Without including the pictures, copy out every line below.

BEGIN RECORDS SUPPLIED

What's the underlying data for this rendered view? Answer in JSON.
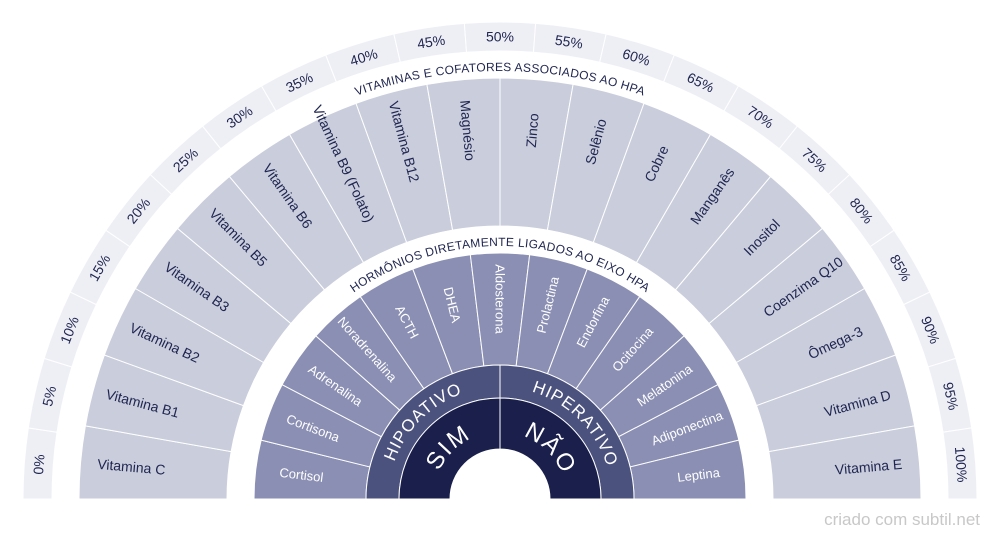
{
  "colors": {
    "percent_band": "#eeeff5",
    "vitamins": "#c9cddc",
    "hormones": "#8a8fb3",
    "state": "#4c527e",
    "answer": "#1a1f4c",
    "dark_text": "#1f2550",
    "light_text": "#ffffff"
  },
  "percent_ticks": [
    "0%",
    "5%",
    "10%",
    "15%",
    "20%",
    "25%",
    "30%",
    "35%",
    "40%",
    "45%",
    "50%",
    "55%",
    "60%",
    "65%",
    "70%",
    "75%",
    "80%",
    "85%",
    "90%",
    "95%",
    "100%"
  ],
  "vitamins_title": "VITAMINAS E COFATORES ASSOCIADOS AO HPA",
  "vitamins": [
    "Vitamina C",
    "Vitamina B1",
    "Vitamina B2",
    "Vitamina B3",
    "Vitamina B5",
    "Vitamina B6",
    "Vitamina B9 (Folato)",
    "Vitamina B12",
    "Magnésio",
    "Zinco",
    "Selênio",
    "Cobre",
    "Manganês",
    "Inositol",
    "Coenzima Q10",
    "Ômega-3",
    "Vitamina D",
    "Vitamina E"
  ],
  "hormones_title": "HORMÔNIOS DIRETAMENTE LIGADOS AO EIXO HPA",
  "hormones": [
    "Cortisol",
    "Cortisona",
    "Adrenalina",
    "Noradrenalina",
    "ACTH",
    "DHEA",
    "Aldosterona",
    "Prolactina",
    "Endorfina",
    "Ocitocina",
    "Melatonina",
    "Adiponectina",
    "Leptina"
  ],
  "states": [
    "HIPOATIVO",
    "HIPERATIVO"
  ],
  "answers": [
    "SIM",
    "NÃO"
  ],
  "footer": "criado com subtil.net"
}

END RECORDS SUPPLIED

* [WRITTEN REPLY]:
What's the underlying data for this rendered view? Answer in JSON.
{
  "colors": {
    "percent_band": "#eeeff5",
    "vitamins": "#c9cddc",
    "hormones": "#8a8fb3",
    "state": "#4c527e",
    "answer": "#1a1f4c",
    "dark_text": "#1f2550",
    "light_text": "#ffffff"
  },
  "percent_ticks": [
    "0%",
    "5%",
    "10%",
    "15%",
    "20%",
    "25%",
    "30%",
    "35%",
    "40%",
    "45%",
    "50%",
    "55%",
    "60%",
    "65%",
    "70%",
    "75%",
    "80%",
    "85%",
    "90%",
    "95%",
    "100%"
  ],
  "vitamins_title": "VITAMINAS E COFATORES ASSOCIADOS AO HPA",
  "vitamins": [
    "Vitamina C",
    "Vitamina B1",
    "Vitamina B2",
    "Vitamina B3",
    "Vitamina B5",
    "Vitamina B6",
    "Vitamina B9 (Folato)",
    "Vitamina B12",
    "Magnésio",
    "Zinco",
    "Selênio",
    "Cobre",
    "Manganês",
    "Inositol",
    "Coenzima Q10",
    "Ômega-3",
    "Vitamina D",
    "Vitamina E"
  ],
  "hormones_title": "HORMÔNIOS DIRETAMENTE LIGADOS AO EIXO HPA",
  "hormones": [
    "Cortisol",
    "Cortisona",
    "Adrenalina",
    "Noradrenalina",
    "ACTH",
    "DHEA",
    "Aldosterona",
    "Prolactina",
    "Endorfina",
    "Ocitocina",
    "Melatonina",
    "Adiponectina",
    "Leptina"
  ],
  "states": [
    "HIPOATIVO",
    "HIPERATIVO"
  ],
  "answers": [
    "SIM",
    "NÃO"
  ],
  "footer": "criado com subtil.net"
}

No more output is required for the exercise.